## TASK DESCRIPTION
Extract every line that contains the word "BAĞIŞIKLIK".

## PROVIDED DATA
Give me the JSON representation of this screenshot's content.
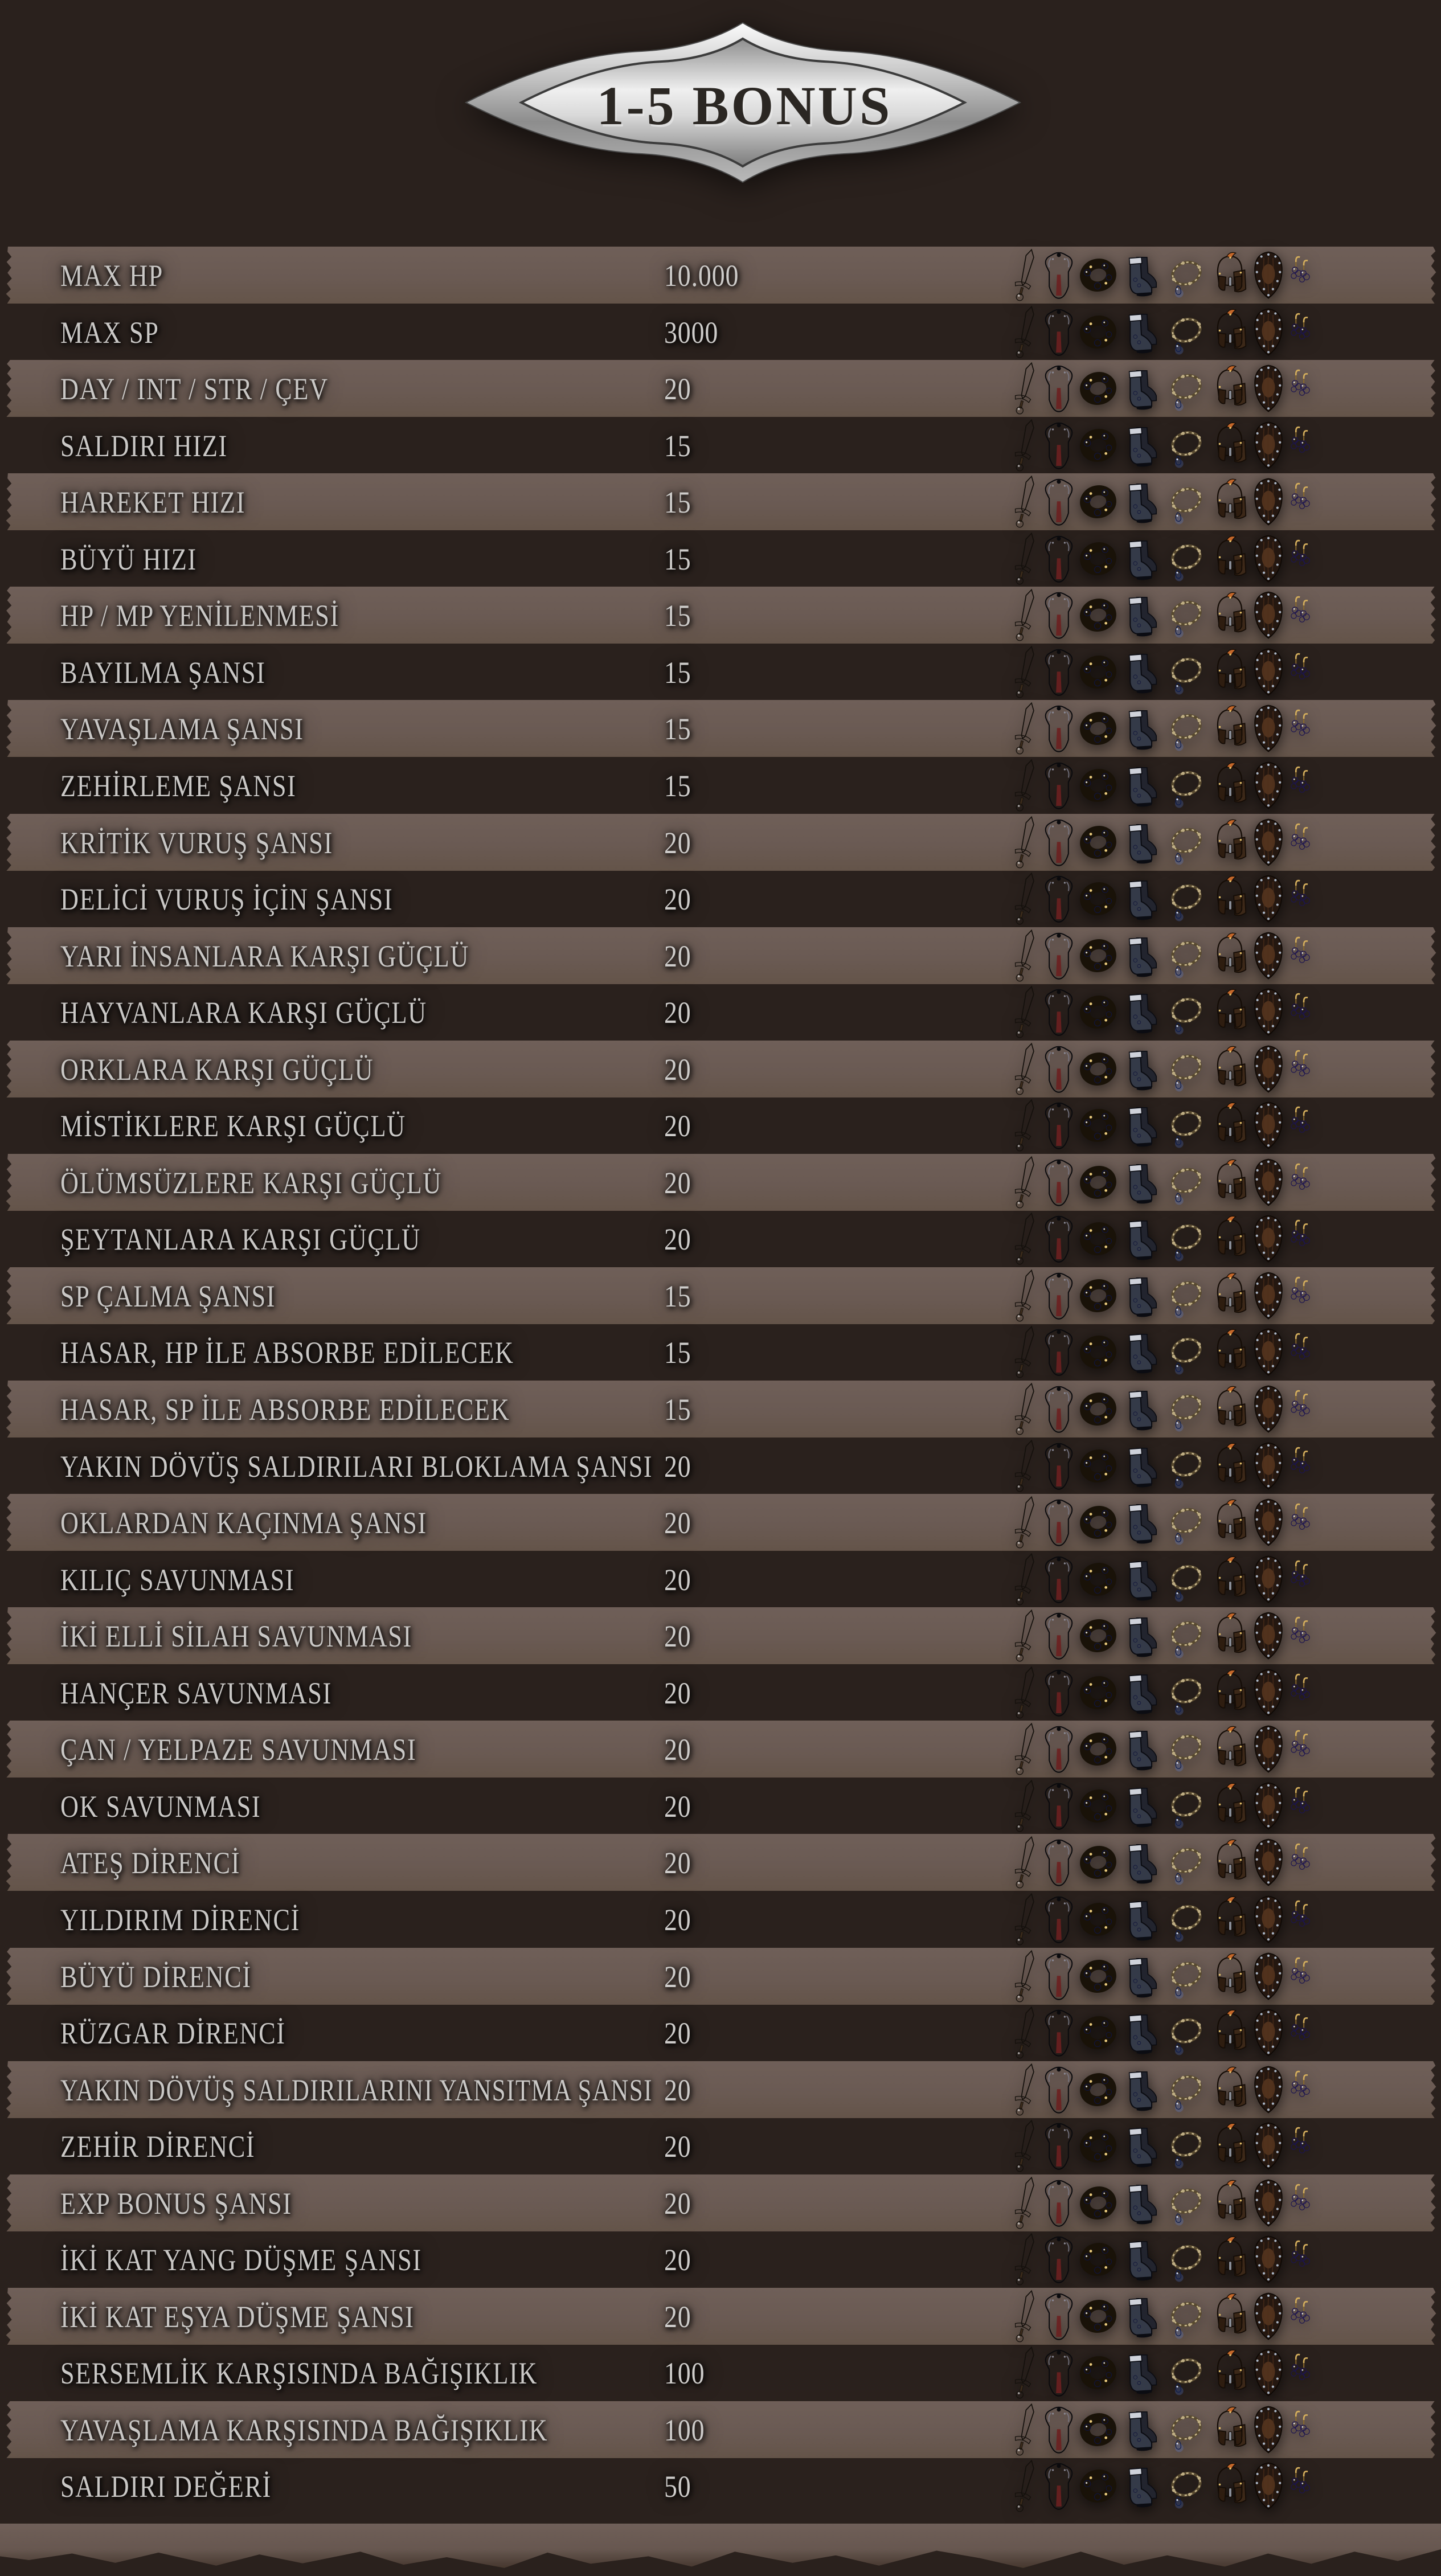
{
  "banner": {
    "title": "1-5 BONUS"
  },
  "colors": {
    "background": "#2a211d",
    "row_band": "#6a5a53",
    "row_text": "#c9c7c5",
    "banner_metal": "#c6c6c6",
    "banner_text": "#2b2723"
  },
  "icons": [
    "sword-icon",
    "armor-icon",
    "bracelet-icon",
    "boots-icon",
    "necklace-icon",
    "helmet-icon",
    "shield-icon",
    "earrings-icon"
  ],
  "rows": [
    {
      "label": "MAX HP",
      "value": "10.000"
    },
    {
      "label": "MAX SP",
      "value": "3000"
    },
    {
      "label": "DAY / INT / STR / ÇEV",
      "value": "20"
    },
    {
      "label": "SALDIRI HIZI",
      "value": "15"
    },
    {
      "label": "HAREKET HIZI",
      "value": "15"
    },
    {
      "label": "BÜYÜ HIZI",
      "value": "15"
    },
    {
      "label": "HP / MP YENİLENMESİ",
      "value": "15"
    },
    {
      "label": "BAYILMA ŞANSI",
      "value": "15"
    },
    {
      "label": "YAVAŞLAMA ŞANSI",
      "value": "15"
    },
    {
      "label": "ZEHİRLEME ŞANSI",
      "value": "15"
    },
    {
      "label": "KRİTİK VURUŞ ŞANSI",
      "value": "20"
    },
    {
      "label": "DELİCİ VURUŞ İÇİN ŞANSI",
      "value": "20"
    },
    {
      "label": "YARI İNSANLARA KARŞI GÜÇLÜ",
      "value": "20"
    },
    {
      "label": "HAYVANLARA KARŞI GÜÇLÜ",
      "value": "20"
    },
    {
      "label": "ORKLARA KARŞI GÜÇLÜ",
      "value": "20"
    },
    {
      "label": "MİSTİKLERE KARŞI GÜÇLÜ",
      "value": "20"
    },
    {
      "label": "ÖLÜMSÜZLERE KARŞI GÜÇLÜ",
      "value": "20"
    },
    {
      "label": "ŞEYTANLARA KARŞI GÜÇLÜ",
      "value": "20"
    },
    {
      "label": "SP ÇALMA ŞANSI",
      "value": "15"
    },
    {
      "label": "HASAR, HP İLE ABSORBE EDİLECEK",
      "value": "15"
    },
    {
      "label": "HASAR, SP İLE ABSORBE EDİLECEK",
      "value": "15"
    },
    {
      "label": "YAKIN DÖVÜŞ SALDIRILARI BLOKLAMA ŞANSI",
      "value": "20"
    },
    {
      "label": "OKLARDAN KAÇINMA ŞANSI",
      "value": "20"
    },
    {
      "label": "KILIÇ SAVUNMASI",
      "value": "20"
    },
    {
      "label": "İKİ ELLİ SİLAH SAVUNMASI",
      "value": "20"
    },
    {
      "label": "HANÇER SAVUNMASI",
      "value": "20"
    },
    {
      "label": "ÇAN / YELPAZE SAVUNMASI",
      "value": "20"
    },
    {
      "label": "OK SAVUNMASI",
      "value": "20"
    },
    {
      "label": "ATEŞ DİRENCİ",
      "value": "20"
    },
    {
      "label": "YILDIRIM DİRENCİ",
      "value": "20"
    },
    {
      "label": "BÜYÜ DİRENCİ",
      "value": "20"
    },
    {
      "label": "RÜZGAR DİRENCİ",
      "value": "20"
    },
    {
      "label": "YAKIN DÖVÜŞ SALDIRILARINI YANSITMA ŞANSI",
      "value": "20"
    },
    {
      "label": "ZEHİR DİRENCİ",
      "value": "20"
    },
    {
      "label": "EXP BONUS ŞANSI",
      "value": "20"
    },
    {
      "label": "İKİ KAT YANG DÜŞME ŞANSI",
      "value": "20"
    },
    {
      "label": "İKİ KAT EŞYA DÜŞME ŞANSI",
      "value": "20"
    },
    {
      "label": "SERSEMLİK KARŞISINDA BAĞIŞIKLIK",
      "value": "100"
    },
    {
      "label": "YAVAŞLAMA KARŞISINDA BAĞIŞIKLIK",
      "value": "100"
    },
    {
      "label": "SALDIRI DEĞERİ",
      "value": "50"
    }
  ]
}
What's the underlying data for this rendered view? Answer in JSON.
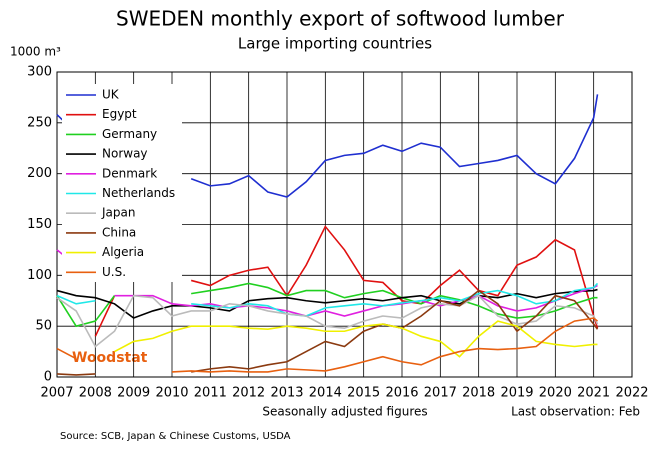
{
  "chart_data": {
    "type": "line",
    "title": "SWEDEN  monthly export of softwood lumber",
    "subtitle": "Large importing countries",
    "y_unit": "1000 m³",
    "x_label": "Seasonally adjusted figures",
    "note": "Last observation: Feb",
    "source": "Source: SCB, Japan & Chinese Customs, USDA",
    "brand": "Woodstat",
    "grid": true,
    "legend": "upper left",
    "xlim": [
      2007,
      2022
    ],
    "xticks": [
      2007,
      2008,
      2009,
      2010,
      2011,
      2012,
      2013,
      2014,
      2015,
      2016,
      2017,
      2018,
      2019,
      2020,
      2021,
      2022
    ],
    "ylim": [
      0,
      300
    ],
    "yticks": [
      0,
      50,
      100,
      150,
      200,
      250,
      300
    ],
    "x": [
      2007,
      2007.5,
      2008,
      2008.5,
      2009,
      2009.5,
      2010,
      2010.5,
      2011,
      2011.5,
      2012,
      2012.5,
      2013,
      2013.5,
      2014,
      2014.5,
      2015,
      2015.5,
      2016,
      2016.5,
      2017,
      2017.5,
      2018,
      2018.5,
      2019,
      2019.5,
      2020,
      2020.5,
      2021,
      2021.1
    ],
    "series": [
      {
        "name": "UK",
        "color": "#1f2fd0",
        "values": [
          258,
          240,
          null,
          null,
          null,
          null,
          null,
          195,
          188,
          190,
          198,
          182,
          177,
          192,
          213,
          218,
          220,
          228,
          222,
          230,
          226,
          207,
          210,
          213,
          218,
          200,
          190,
          215,
          255,
          278
        ]
      },
      {
        "name": "Egypt",
        "color": "#e01010",
        "values": [
          null,
          null,
          40,
          80,
          null,
          null,
          null,
          95,
          90,
          100,
          105,
          108,
          80,
          110,
          148,
          125,
          95,
          93,
          75,
          72,
          90,
          105,
          85,
          80,
          110,
          118,
          135,
          125,
          60,
          48
        ]
      },
      {
        "name": "Germany",
        "color": "#20d020",
        "values": [
          80,
          50,
          55,
          80,
          null,
          null,
          null,
          82,
          85,
          88,
          92,
          88,
          80,
          85,
          85,
          78,
          82,
          85,
          78,
          72,
          80,
          76,
          70,
          62,
          58,
          60,
          65,
          72,
          78,
          78
        ]
      },
      {
        "name": "Norway",
        "color": "#000000",
        "values": [
          85,
          80,
          78,
          72,
          58,
          65,
          70,
          70,
          68,
          65,
          75,
          77,
          78,
          75,
          73,
          75,
          77,
          75,
          78,
          80,
          75,
          72,
          80,
          78,
          82,
          78,
          82,
          84,
          85,
          86
        ]
      },
      {
        "name": "Denmark",
        "color": "#e020e0",
        "values": [
          125,
          110,
          null,
          80,
          80,
          80,
          72,
          70,
          72,
          68,
          70,
          68,
          65,
          60,
          65,
          60,
          65,
          70,
          72,
          75,
          70,
          75,
          80,
          70,
          65,
          68,
          75,
          82,
          88,
          90
        ]
      },
      {
        "name": "Netherlands",
        "color": "#20e8e8",
        "values": [
          80,
          72,
          75,
          null,
          null,
          null,
          null,
          72,
          70,
          68,
          72,
          70,
          62,
          60,
          68,
          70,
          72,
          70,
          73,
          75,
          78,
          75,
          82,
          85,
          80,
          72,
          75,
          85,
          88,
          92
        ]
      },
      {
        "name": "Japan",
        "color": "#bbbbbb",
        "values": [
          78,
          65,
          30,
          45,
          80,
          78,
          60,
          65,
          65,
          72,
          70,
          65,
          62,
          60,
          50,
          48,
          55,
          60,
          58,
          68,
          72,
          70,
          80,
          60,
          52,
          55,
          70,
          68,
          60,
          52
        ]
      },
      {
        "name": "China",
        "color": "#8b3a10",
        "values": [
          3,
          2,
          3,
          null,
          null,
          null,
          null,
          5,
          8,
          10,
          8,
          12,
          15,
          25,
          35,
          30,
          45,
          52,
          48,
          60,
          75,
          70,
          85,
          72,
          45,
          60,
          80,
          75,
          52,
          47
        ]
      },
      {
        "name": "Algeria",
        "color": "#f0f000",
        "values": [
          null,
          null,
          null,
          25,
          35,
          38,
          45,
          50,
          50,
          50,
          48,
          47,
          50,
          48,
          45,
          45,
          50,
          52,
          48,
          40,
          35,
          20,
          40,
          55,
          50,
          35,
          32,
          30,
          32,
          32
        ]
      },
      {
        "name": "U.S.",
        "color": "#e86010",
        "values": [
          28,
          18,
          null,
          null,
          null,
          null,
          5,
          6,
          5,
          6,
          5,
          5,
          8,
          7,
          6,
          10,
          15,
          20,
          15,
          12,
          20,
          25,
          28,
          27,
          28,
          30,
          45,
          55,
          58,
          55
        ]
      }
    ]
  }
}
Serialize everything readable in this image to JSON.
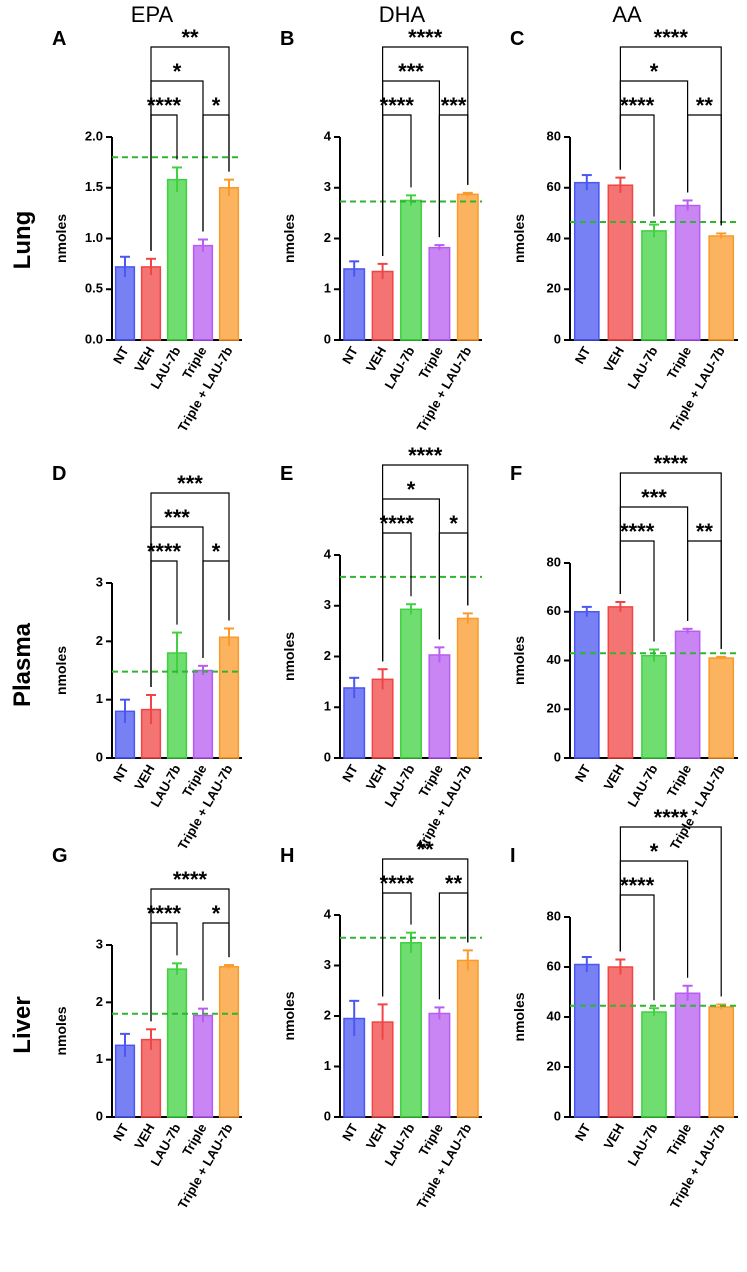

## RESPONSE TO THE TASK
      "label": "SERSEMLİK KARŞISINDA BAĞIŞIKLIK",
      "label": "YAVAŞLAMA KARŞISINDA BAĞIŞIKLIK",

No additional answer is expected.